___ Document passage ___
Data Scientist Agent¶

The DataScientistAgent runs autonomous research analysis against validated data tables. It builds analytical datasets ("silver" tables), runs statistical tests, fits models, and produces charts and research findings.

How It Works¶

The scientist operates in theme-based analysis. Each theme represents a research question or area of investigation (e.g., "Geographic Disparity", "Temporal Trends"). For each theme, the agent:

Orientation -Reviews available data and plans the analysis approach
Silver dataset construction -Creates derived analytical tables via SQL
Statistical analysis -Runs hypothesis tests, correlations, descriptive statistics
Model fitting -Regression, classification, or clustering as appropriate
Visualization -Produces charts and plots for each finding
Findings -Persists structured research findings with evidence

Silver Tables¶

The scientist can create derived tables prefixed with silver_ via SQL. These are read-write. All other (bronze) tables are read-only -enforced by the SilverOnlyExecuteSQLTool.
___ Data entries ___
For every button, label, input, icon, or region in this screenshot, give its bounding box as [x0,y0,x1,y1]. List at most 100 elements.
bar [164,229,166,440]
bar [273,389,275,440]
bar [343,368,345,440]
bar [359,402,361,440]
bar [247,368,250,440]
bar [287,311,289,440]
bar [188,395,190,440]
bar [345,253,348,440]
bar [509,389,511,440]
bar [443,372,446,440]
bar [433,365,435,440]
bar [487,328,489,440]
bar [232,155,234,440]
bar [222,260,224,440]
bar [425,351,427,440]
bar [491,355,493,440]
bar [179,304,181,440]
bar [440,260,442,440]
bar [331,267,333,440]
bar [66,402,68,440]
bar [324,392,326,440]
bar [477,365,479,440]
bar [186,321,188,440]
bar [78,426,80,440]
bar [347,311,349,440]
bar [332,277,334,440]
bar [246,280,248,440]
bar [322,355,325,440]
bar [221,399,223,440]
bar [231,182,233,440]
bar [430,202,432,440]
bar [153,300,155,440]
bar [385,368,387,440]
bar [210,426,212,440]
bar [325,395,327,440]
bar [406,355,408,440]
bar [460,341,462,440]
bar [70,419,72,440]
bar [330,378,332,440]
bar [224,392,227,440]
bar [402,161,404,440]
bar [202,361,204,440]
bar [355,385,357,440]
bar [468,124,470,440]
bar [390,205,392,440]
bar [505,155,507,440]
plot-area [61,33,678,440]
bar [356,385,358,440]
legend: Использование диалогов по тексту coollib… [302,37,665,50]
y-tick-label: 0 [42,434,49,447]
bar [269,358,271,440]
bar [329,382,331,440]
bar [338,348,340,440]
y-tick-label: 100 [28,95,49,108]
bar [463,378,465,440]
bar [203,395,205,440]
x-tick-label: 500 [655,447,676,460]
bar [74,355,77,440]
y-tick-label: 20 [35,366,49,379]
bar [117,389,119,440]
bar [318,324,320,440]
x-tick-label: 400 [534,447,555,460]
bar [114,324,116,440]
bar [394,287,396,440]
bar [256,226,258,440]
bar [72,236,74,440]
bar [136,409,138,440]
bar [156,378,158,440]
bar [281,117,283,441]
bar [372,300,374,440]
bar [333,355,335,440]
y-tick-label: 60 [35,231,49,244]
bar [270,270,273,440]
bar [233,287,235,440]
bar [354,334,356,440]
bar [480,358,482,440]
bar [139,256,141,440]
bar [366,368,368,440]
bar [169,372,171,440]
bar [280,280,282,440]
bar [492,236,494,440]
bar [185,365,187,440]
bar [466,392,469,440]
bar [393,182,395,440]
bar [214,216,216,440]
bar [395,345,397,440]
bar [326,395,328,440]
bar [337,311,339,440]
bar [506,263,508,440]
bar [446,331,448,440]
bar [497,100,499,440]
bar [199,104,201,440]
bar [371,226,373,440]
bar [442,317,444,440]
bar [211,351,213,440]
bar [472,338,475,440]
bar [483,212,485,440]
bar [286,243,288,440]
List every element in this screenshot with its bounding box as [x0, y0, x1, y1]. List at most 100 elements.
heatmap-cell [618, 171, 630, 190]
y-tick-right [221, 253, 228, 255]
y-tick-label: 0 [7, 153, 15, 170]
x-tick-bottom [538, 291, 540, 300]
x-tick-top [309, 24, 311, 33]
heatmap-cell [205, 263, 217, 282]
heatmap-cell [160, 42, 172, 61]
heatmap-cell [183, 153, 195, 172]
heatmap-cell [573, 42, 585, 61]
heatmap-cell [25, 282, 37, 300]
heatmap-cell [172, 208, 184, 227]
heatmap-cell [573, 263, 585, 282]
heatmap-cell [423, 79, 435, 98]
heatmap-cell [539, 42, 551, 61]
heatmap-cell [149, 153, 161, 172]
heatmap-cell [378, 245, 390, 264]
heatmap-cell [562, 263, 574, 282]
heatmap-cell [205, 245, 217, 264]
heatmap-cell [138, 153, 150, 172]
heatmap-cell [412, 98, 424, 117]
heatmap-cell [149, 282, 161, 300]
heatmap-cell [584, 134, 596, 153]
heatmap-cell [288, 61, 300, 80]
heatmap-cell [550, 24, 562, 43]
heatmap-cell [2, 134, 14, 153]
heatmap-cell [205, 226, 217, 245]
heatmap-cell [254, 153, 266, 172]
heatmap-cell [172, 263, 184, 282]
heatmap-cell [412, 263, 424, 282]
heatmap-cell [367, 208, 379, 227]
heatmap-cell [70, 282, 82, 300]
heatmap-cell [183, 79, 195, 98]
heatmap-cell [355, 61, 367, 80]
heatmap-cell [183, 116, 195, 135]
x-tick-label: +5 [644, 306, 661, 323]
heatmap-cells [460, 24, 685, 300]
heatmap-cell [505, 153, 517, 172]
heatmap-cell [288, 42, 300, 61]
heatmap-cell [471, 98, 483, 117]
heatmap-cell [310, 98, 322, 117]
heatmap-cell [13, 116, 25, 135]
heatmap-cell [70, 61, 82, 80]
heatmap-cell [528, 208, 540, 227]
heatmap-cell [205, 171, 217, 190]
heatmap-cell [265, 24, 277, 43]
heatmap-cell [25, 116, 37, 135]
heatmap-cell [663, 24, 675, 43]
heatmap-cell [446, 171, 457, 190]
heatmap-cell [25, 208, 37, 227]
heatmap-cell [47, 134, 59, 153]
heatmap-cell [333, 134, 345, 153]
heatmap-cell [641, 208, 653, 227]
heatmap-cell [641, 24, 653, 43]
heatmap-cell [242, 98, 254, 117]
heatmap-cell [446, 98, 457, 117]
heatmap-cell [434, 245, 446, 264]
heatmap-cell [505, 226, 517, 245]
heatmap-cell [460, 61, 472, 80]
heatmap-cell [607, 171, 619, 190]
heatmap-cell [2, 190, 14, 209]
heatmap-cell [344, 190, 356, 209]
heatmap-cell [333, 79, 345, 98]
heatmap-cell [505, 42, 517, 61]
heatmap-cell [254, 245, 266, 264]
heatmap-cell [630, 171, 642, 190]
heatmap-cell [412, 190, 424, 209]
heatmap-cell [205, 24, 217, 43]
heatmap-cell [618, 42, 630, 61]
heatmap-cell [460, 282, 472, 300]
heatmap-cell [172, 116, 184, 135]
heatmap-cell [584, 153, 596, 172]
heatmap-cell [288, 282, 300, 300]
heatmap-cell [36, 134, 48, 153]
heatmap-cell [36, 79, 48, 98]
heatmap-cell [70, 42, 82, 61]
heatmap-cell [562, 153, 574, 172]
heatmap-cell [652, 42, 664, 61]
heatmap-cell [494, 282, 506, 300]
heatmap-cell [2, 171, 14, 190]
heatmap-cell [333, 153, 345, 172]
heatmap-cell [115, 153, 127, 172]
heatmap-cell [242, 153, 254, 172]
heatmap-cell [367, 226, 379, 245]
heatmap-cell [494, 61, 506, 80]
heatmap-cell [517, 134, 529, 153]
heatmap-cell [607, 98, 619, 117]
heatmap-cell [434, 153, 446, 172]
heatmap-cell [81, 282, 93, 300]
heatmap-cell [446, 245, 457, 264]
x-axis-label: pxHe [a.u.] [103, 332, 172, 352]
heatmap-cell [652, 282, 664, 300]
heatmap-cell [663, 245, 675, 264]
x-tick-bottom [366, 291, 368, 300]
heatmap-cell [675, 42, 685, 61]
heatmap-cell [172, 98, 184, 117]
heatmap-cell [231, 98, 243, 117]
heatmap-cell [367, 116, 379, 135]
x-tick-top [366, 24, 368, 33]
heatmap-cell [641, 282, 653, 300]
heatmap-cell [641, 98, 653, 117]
___
▸ **Stated exercise 1**
In the Data Scientist Agent page, quote the passage from "Orientation -Reviews available" up to and including "by the SilverOnlyExecuteSQLTool.".
▸ **Stated exercise 2**
Name each step the Data Scientist Agent page says the agent carries out for every theme.

▸ **Written reply 1**
Orientation -Reviews available data and plans the analysis approach
Silver dataset construction -Creates derived analytical tables via SQL
Statistical analysis -Runs hypothesis tests, correlations, descriptive statistics
Model fitting -Regression, classification, or clustering as appropriate
Visualization -Produces charts and plots for each finding
Findings -Persists structured research findings with evidence

Silver Tables¶

The scientist can create derived tables prefixed with silver_ via SQL. These are read-write. All other (bronze) tables are read-only -enforced by the SilverOnlyExecuteSQLTool.

▸ **Written reply 2**
Orientation
Silver dataset construction
Statistical analysis
Model fitting
Visualization
Findings